Get time series from data cubes and cloud services

Retrieve a set of time series from a data cube and and put the result in a sits tibble, which contains both the satellite image time series and their metadata.

There are five options for the specifying the input samples parameter:

A CSV file: see sits_get_data.csv.
A shapefile: see sits_get_data.shp.
An sf object: see sits_get_data.sf.
A sits tibble: see sits_get_data.sits.
A data.frame: see sits_get_data.data.frame.

Usage

sits_get_data(cube, samples, ...)

# Default S3 method
sits_get_data(cube, samples, ...)

Arguments

cube: Data cube from where data is to be retrieved. (tibble of class "raster_cube").
samples: Location of the samples to be retrieved. Either a tibble of class "sits", an "sf" object, the name of a shapefile or csv file, or a data.frame with columns "longitude" and "latitude".
...: Specific parameters for each input.

Value

A tibble of class "sits" with set of time series <longitude, latitude, start_date, end_date, label, time_series>.

Note

The main sits classification workflow has the following steps:

sits_cube: selects a ARD image collection from a cloud provider.
sits_cube_copy: copies an ARD image collection from a cloud provider to a local directory for faster processing.
sits_regularize: create a regular data cube from an ARD image collection.
sits_apply: create new indices by combining bands of a regular data cube (optional).
sits_get_data: extract time series from a regular data cube based on user-provided labelled samples.
sits_train: train a machine learning model based on image time series.
sits_classify: classify a data cube using a machine learning model and obtain a probability cube.
sits_smooth: post-process a probability cube using a spatial smoother to remove outliers and increase spatial consistency.
sits_label_classification: produce a classified map by selecting the label with the highest probability from a smoothed cube.

To be able to build a machine learning model to classify a data cube, one needs to use a set of labelled time series. These time series are created by taking a set of known samples, expressed as labelled points or polygons. This sits_get_data function uses these samples to extract time series from a data cube. It needs a cube parameter which points to a regularized data cube, and a samples parameter that describes the locations of the training set.

Author

Felipe Carlos, efelipecarlos@gmail.com

Felipe Carvalho, felipe.carvalho@inpe.br

Gilberto Camara, gilberto.camara@inpe.br

Rolf Simoes, rolfsimoes@gmail.com

Examples

if (sits_run_examples()) {
    # reading a lat/long from a local cube
    # create a cube from local files
    data_dir <- system.file("extdata/raster/mod13q1", package = "sits")

**Data block**.
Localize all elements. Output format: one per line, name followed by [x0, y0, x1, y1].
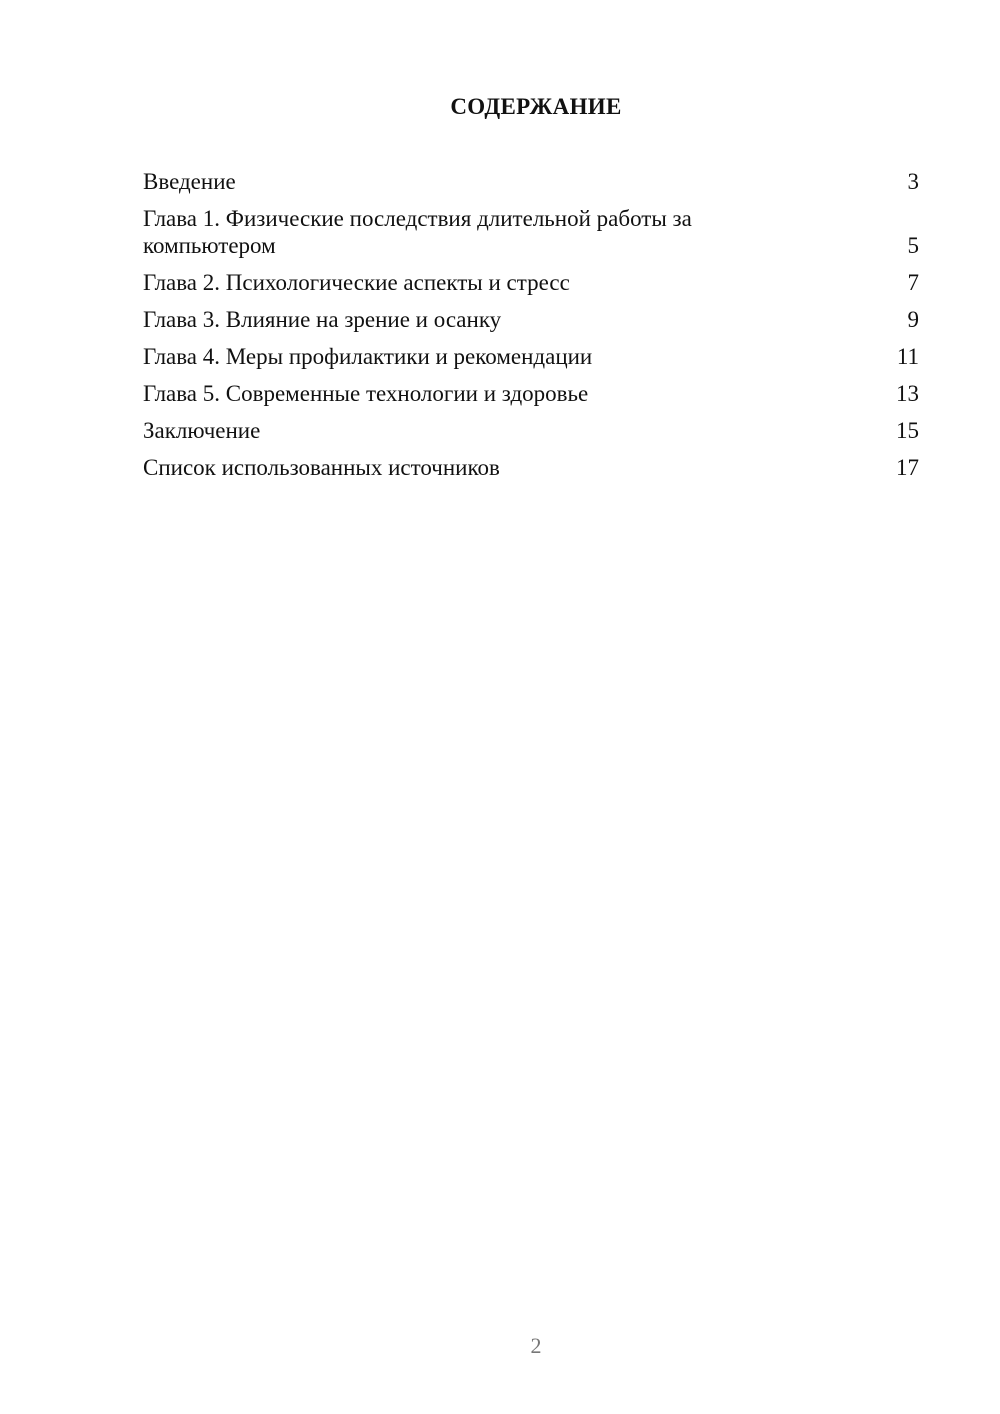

**Problem set**.
a - In the sits_get_data documentation, what does the sits_regularize step do?
b - Please reproduce the sits_get_data documentation between "Get time series" and "file: see sits_get_data.csv.", inclusive.

**Results in order**.
a - It creates a regular data cube from an ARD image collection.

b -
Get time series from data cubes and cloud services

Retrieve a set of time series from a data cube and and put the result in a sits tibble, which contains both the satellite image time series and their metadata.

There are five options for the specifying the input samples parameter:

A CSV file: see sits_get_data.csv.